Dataset entries on figures:
★ ★ ★ ★

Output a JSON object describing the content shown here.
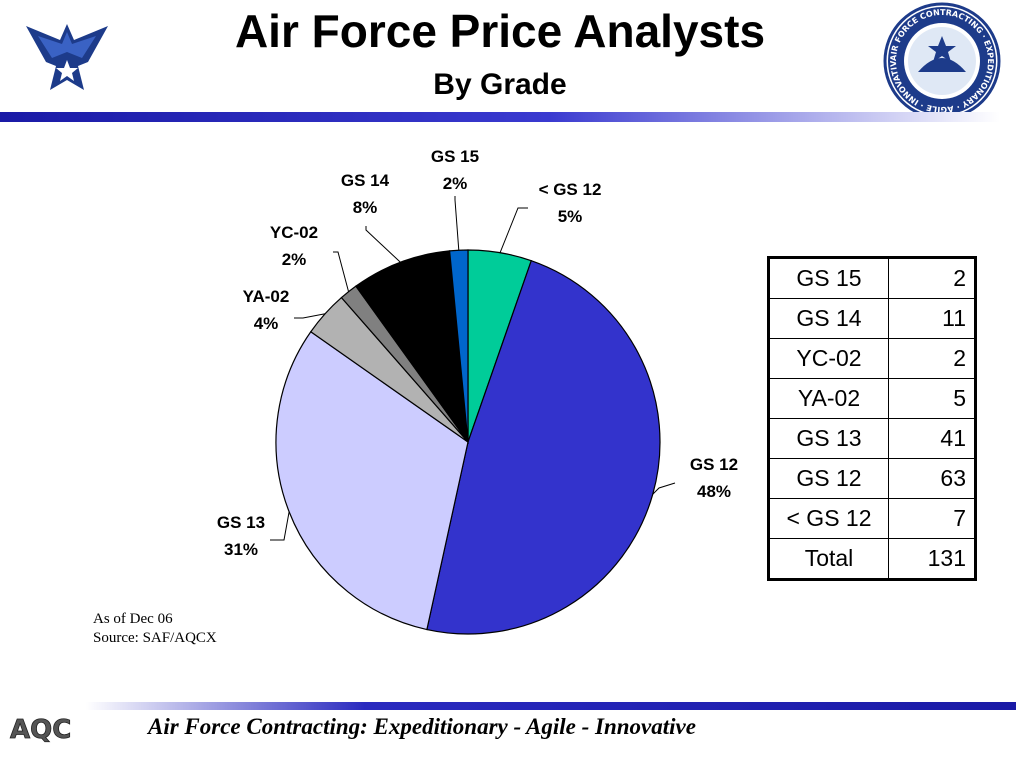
{
  "header": {
    "title": "Air Force Price Analysts",
    "subtitle": "By Grade",
    "seal_text": "AIR FORCE CONTRACTING · EXPEDITIONARY · AGILE · INNOVATIVE"
  },
  "chart_data": {
    "type": "pie",
    "start_angle_deg": 0,
    "direction": "clockwise",
    "slices": [
      {
        "label": "< GS 12",
        "percent_label": "5%",
        "value": 7,
        "color": "#00cc99"
      },
      {
        "label": "GS 12",
        "percent_label": "48%",
        "value": 63,
        "color": "#3333cc"
      },
      {
        "label": "GS 13",
        "percent_label": "31%",
        "value": 41,
        "color": "#ccccff"
      },
      {
        "label": "YA-02",
        "percent_label": "4%",
        "value": 5,
        "color": "#b2b2b2"
      },
      {
        "label": "YC-02",
        "percent_label": "2%",
        "value": 2,
        "color": "#808080"
      },
      {
        "label": "GS 14",
        "percent_label": "8%",
        "value": 11,
        "color": "#000000"
      },
      {
        "label": "GS 15",
        "percent_label": "2%",
        "value": 2,
        "color": "#0066cc"
      }
    ]
  },
  "table": {
    "rows": [
      {
        "label": "GS 15",
        "value": "2"
      },
      {
        "label": "GS 14",
        "value": "11"
      },
      {
        "label": "YC-02",
        "value": "2"
      },
      {
        "label": "YA-02",
        "value": "5"
      },
      {
        "label": "GS 13",
        "value": "41"
      },
      {
        "label": "GS 12",
        "value": "63"
      },
      {
        "label": "< GS 12",
        "value": "7"
      },
      {
        "label": "Total",
        "value": "131"
      }
    ]
  },
  "note": {
    "line1": "As of Dec 06",
    "line2": "Source: SAF/AQCX"
  },
  "footer": {
    "tagline": "Air Force Contracting: Expeditionary - Agile - Innovative",
    "logo_text": "AQC"
  },
  "colors": {
    "band_dark": "#1a1aa6",
    "band_light": "#ffffff"
  }
}
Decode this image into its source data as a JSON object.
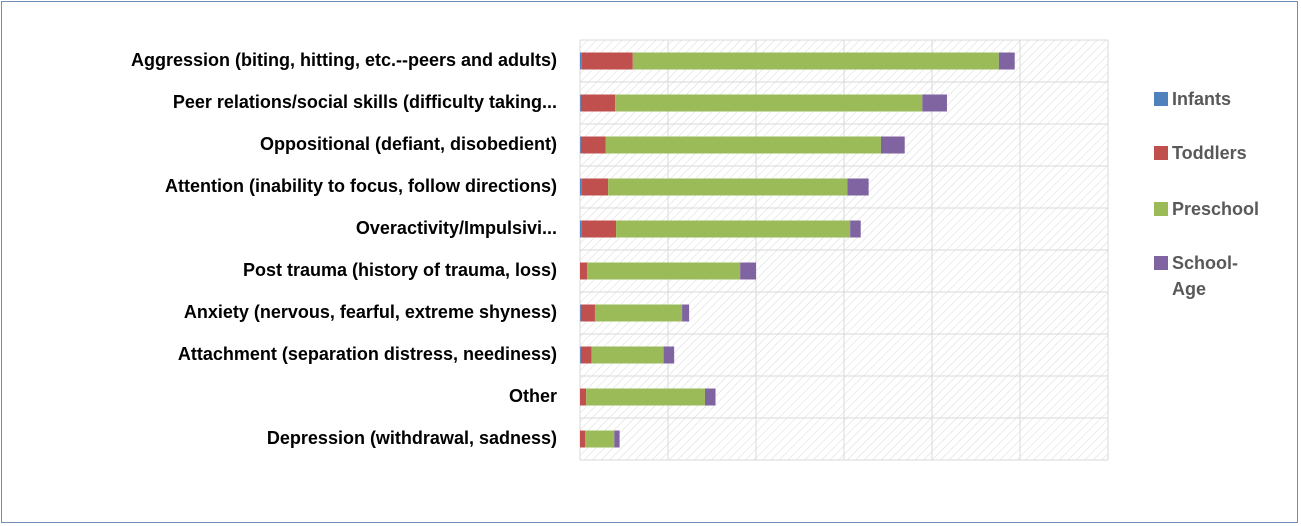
{
  "chart_data": {
    "type": "stacked-bar-horizontal",
    "categories": [
      "Aggression (biting, hitting, etc.--peers and adults)",
      "Peer relations/social skills (difficulty taking...",
      "Oppositional (defiant, disobedient)",
      "Attention (inability to focus, follow directions)",
      "Overactivity/Impulsivi...",
      "Post trauma (history of trauma, loss)",
      "Anxiety (nervous, fearful, extreme shyness)",
      "Attachment (separation distress, neediness)",
      "Other",
      "Depression (withdrawal, sadness)"
    ],
    "series": [
      {
        "name": "Infants",
        "color": "#4f81bd",
        "values": [
          0.2,
          0.1,
          0.1,
          0.2,
          0.2,
          0,
          0.1,
          0.1,
          0,
          0
        ]
      },
      {
        "name": "Toddlers",
        "color": "#c0504d",
        "values": [
          5.8,
          3.9,
          2.8,
          3.0,
          3.9,
          0.8,
          1.6,
          1.2,
          0.7,
          0.6
        ]
      },
      {
        "name": "Preschool",
        "color": "#9bbb59",
        "values": [
          41.6,
          34.9,
          31.3,
          27.2,
          26.6,
          17.4,
          9.9,
          8.2,
          13.5,
          3.3
        ]
      },
      {
        "name": "School-Age",
        "color": "#8064a2",
        "values": [
          1.8,
          2.8,
          2.7,
          2.4,
          1.2,
          1.8,
          0.8,
          1.2,
          1.2,
          0.6
        ]
      }
    ],
    "xlim": [
      0,
      60
    ],
    "xticks": [
      0,
      10,
      20,
      30,
      40,
      50,
      60
    ],
    "grid": true,
    "legend": "right"
  }
}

★ ★ ★ ★

-- Task details --
Look for the word "JSON" in every line of the listing and copy the lines that have it.

-- Response to this task --
Output a JSON object describing the content shown here.
Decode this image into its source data as a JSON object.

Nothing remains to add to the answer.